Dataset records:
================

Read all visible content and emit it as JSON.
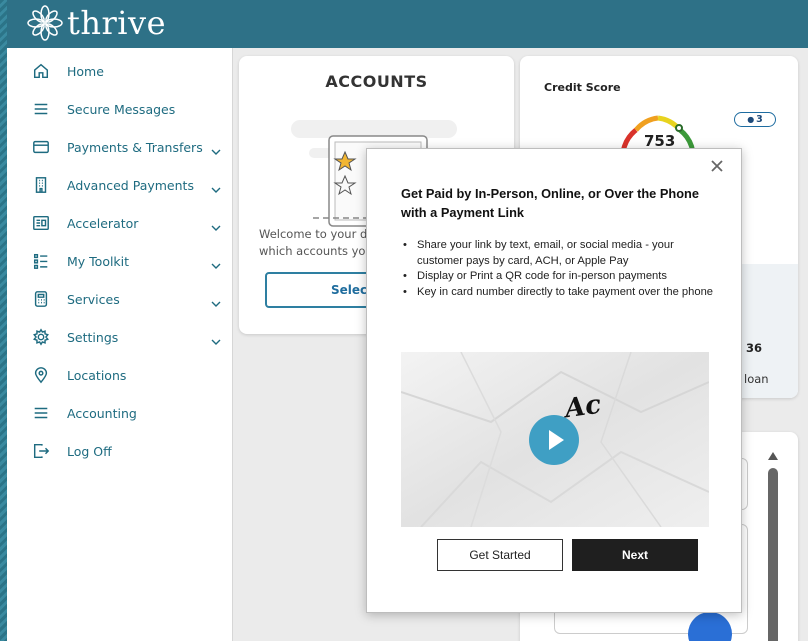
{
  "header": {
    "logo_text": "thrive",
    "brand_color": "#2e7187"
  },
  "sidebar": {
    "items": [
      {
        "label": "Home",
        "icon": "home-icon",
        "has_chevron": false
      },
      {
        "label": "Secure Messages",
        "icon": "menu-lines-icon",
        "has_chevron": false
      },
      {
        "label": "Payments & Transfers",
        "icon": "card-icon",
        "has_chevron": true
      },
      {
        "label": "Advanced Payments",
        "icon": "building-icon",
        "has_chevron": true
      },
      {
        "label": "Accelerator",
        "icon": "dashboard-icon",
        "has_chevron": true
      },
      {
        "label": "My Toolkit",
        "icon": "checklist-icon",
        "has_chevron": true
      },
      {
        "label": "Services",
        "icon": "calculator-icon",
        "has_chevron": true
      },
      {
        "label": "Settings",
        "icon": "gear-icon",
        "has_chevron": true
      },
      {
        "label": "Locations",
        "icon": "map-pin-icon",
        "has_chevron": false
      },
      {
        "label": "Accounting",
        "icon": "menu-lines-icon",
        "has_chevron": false
      },
      {
        "label": "Log Off",
        "icon": "logout-icon",
        "has_chevron": false
      }
    ]
  },
  "accounts": {
    "title": "ACCOUNTS",
    "welcome_line1": "Welcome to your da",
    "welcome_line2": "which accounts you",
    "select_label": "Select"
  },
  "credit": {
    "title": "Credit Score",
    "score": "753",
    "badge_count": "3",
    "partial_number": "36",
    "partial_text": "loan"
  },
  "modal": {
    "title": "Get Paid by In-Person, Online, or Over the Phone with a Payment Link",
    "bullets": [
      "Share your link by text, email, or social media - your customer pays by card, ACH, or Apple Pay",
      "Display or Print a QR code for in-person payments",
      "Key in card number directly to take payment over the phone"
    ],
    "video_overlay_text": "Ac",
    "get_started_label": "Get Started",
    "next_label": "Next"
  }
}
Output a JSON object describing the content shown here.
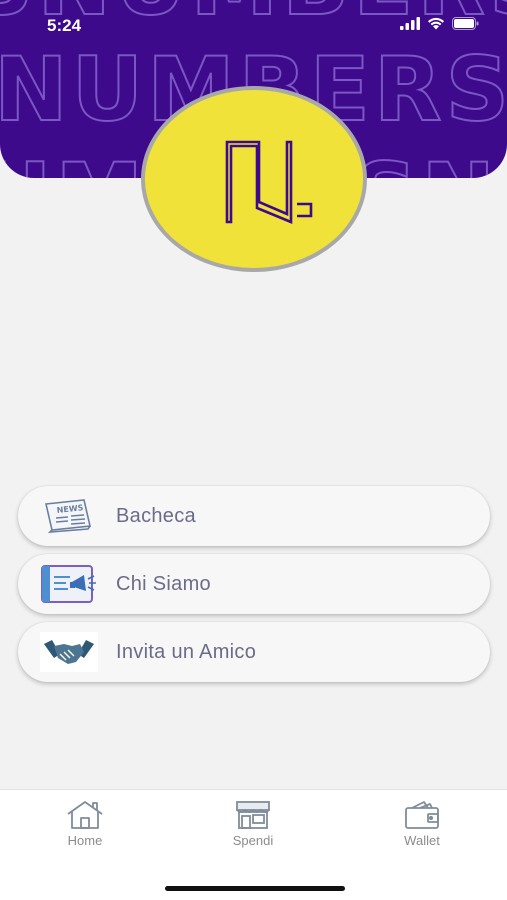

================

# Brief
Your copy should repeat each entry above exactly but contain no pictures.

# In response
Read all visible content and emit it as JSON.
{
  "header": {
    "logo_text": "thrive",
    "brand_color": "#2e7187"
  },
  "sidebar": {
    "items": [
      {
        "label": "Home",
        "icon": "home-icon",
        "has_chevron": false
      },
      {
        "label": "Secure Messages",
        "icon": "menu-lines-icon",
        "has_chevron": false
      },
      {
        "label": "Payments & Transfers",
        "icon": "card-icon",
        "has_chevron": true
      },
      {
        "label": "Advanced Payments",
        "icon": "building-icon",
        "has_chevron": true
      },
      {
        "label": "Accelerator",
        "icon": "dashboard-icon",
        "has_chevron": true
      },
      {
        "label": "My Toolkit",
        "icon": "checklist-icon",
        "has_chevron": true
      },
      {
        "label": "Services",
        "icon": "calculator-icon",
        "has_chevron": true
      },
      {
        "label": "Settings",
        "icon": "gear-icon",
        "has_chevron": true
      },
      {
        "label": "Locations",
        "icon": "map-pin-icon",
        "has_chevron": false
      },
      {
        "label": "Accounting",
        "icon": "menu-lines-icon",
        "has_chevron": false
      },
      {
        "label": "Log Off",
        "icon": "logout-icon",
        "has_chevron": false
      }
    ]
  },
  "accounts": {
    "title": "ACCOUNTS",
    "welcome_line1": "Welcome to your da",
    "welcome_line2": "which accounts you",
    "select_label": "Select"
  },
  "credit": {
    "title": "Credit Score",
    "score": "753",
    "badge_count": "3",
    "partial_number": "36",
    "partial_text": "loan"
  },
  "modal": {
    "title": "Get Paid by In-Person, Online, or Over the Phone with a Payment Link",
    "bullets": [
      "Share your link by text, email, or social media - your customer pays by card, ACH, or Apple Pay",
      "Display or Print a QR code for in-person payments",
      "Key in card number directly to take payment over the phone"
    ],
    "video_overlay_text": "Ac",
    "get_started_label": "Get Started",
    "next_label": "Next"
  }
}
Output a JSON object describing the content shown here.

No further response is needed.